Dataset records
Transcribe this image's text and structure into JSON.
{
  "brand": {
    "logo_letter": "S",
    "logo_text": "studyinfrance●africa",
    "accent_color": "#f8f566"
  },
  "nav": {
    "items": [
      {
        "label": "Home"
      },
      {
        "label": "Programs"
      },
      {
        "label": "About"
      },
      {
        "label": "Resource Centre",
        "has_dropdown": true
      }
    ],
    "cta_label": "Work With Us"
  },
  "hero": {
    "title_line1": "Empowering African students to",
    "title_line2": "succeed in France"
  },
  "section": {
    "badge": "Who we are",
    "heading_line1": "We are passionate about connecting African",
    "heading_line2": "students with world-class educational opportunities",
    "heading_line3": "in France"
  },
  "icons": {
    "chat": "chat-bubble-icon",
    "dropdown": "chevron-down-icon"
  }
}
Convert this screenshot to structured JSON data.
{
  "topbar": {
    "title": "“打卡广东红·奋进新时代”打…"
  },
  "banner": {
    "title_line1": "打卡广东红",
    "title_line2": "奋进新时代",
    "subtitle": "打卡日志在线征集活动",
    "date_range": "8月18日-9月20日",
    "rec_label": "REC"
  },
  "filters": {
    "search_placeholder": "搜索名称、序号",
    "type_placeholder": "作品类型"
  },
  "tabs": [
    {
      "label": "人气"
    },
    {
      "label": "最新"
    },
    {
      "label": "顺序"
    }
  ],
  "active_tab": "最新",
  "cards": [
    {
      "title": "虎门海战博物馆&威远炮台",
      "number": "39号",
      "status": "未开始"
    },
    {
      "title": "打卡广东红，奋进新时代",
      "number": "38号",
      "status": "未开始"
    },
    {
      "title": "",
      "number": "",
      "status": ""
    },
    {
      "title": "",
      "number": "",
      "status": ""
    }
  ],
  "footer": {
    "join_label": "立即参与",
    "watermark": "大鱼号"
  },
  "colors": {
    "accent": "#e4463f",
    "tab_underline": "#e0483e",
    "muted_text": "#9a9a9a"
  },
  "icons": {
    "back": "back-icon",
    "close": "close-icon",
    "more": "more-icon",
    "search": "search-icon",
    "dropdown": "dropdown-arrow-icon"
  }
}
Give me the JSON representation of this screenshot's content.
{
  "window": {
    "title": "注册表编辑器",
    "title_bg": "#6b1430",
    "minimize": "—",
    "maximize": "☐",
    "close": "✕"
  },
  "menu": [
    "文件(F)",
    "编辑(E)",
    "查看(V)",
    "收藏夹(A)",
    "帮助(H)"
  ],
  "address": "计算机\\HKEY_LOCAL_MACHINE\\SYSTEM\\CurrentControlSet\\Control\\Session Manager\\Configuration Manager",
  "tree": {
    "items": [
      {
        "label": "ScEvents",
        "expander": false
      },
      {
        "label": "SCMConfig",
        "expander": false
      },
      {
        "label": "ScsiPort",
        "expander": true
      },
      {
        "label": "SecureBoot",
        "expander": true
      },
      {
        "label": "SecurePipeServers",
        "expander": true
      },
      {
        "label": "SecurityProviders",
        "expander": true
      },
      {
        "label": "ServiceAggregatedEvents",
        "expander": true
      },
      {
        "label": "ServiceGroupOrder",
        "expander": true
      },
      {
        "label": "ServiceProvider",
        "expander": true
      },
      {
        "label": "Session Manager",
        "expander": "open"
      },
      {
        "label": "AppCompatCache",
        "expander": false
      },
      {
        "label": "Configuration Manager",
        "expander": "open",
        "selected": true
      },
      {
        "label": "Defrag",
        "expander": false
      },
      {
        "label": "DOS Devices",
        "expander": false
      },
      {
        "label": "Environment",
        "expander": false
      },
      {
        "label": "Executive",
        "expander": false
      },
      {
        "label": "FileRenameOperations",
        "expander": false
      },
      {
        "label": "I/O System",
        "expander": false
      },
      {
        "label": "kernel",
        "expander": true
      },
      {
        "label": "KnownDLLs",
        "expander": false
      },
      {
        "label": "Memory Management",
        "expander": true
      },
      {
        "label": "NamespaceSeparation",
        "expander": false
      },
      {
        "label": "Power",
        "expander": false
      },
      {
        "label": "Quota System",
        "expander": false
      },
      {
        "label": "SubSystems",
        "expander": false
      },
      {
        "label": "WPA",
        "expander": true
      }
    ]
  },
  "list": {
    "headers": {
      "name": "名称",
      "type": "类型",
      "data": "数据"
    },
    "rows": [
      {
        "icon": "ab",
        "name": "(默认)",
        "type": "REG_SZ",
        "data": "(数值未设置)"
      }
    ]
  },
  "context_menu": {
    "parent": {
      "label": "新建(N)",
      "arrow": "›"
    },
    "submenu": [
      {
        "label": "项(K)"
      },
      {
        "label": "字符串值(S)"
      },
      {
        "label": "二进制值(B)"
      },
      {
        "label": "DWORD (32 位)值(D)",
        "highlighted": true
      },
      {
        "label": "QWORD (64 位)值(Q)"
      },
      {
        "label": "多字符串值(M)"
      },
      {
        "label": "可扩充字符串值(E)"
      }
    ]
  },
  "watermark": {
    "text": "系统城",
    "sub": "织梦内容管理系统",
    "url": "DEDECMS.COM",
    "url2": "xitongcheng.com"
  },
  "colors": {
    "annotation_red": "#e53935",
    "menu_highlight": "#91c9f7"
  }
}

Aim
Count every line of the records that holds the string "this". Write only the total.

Exercise solution
3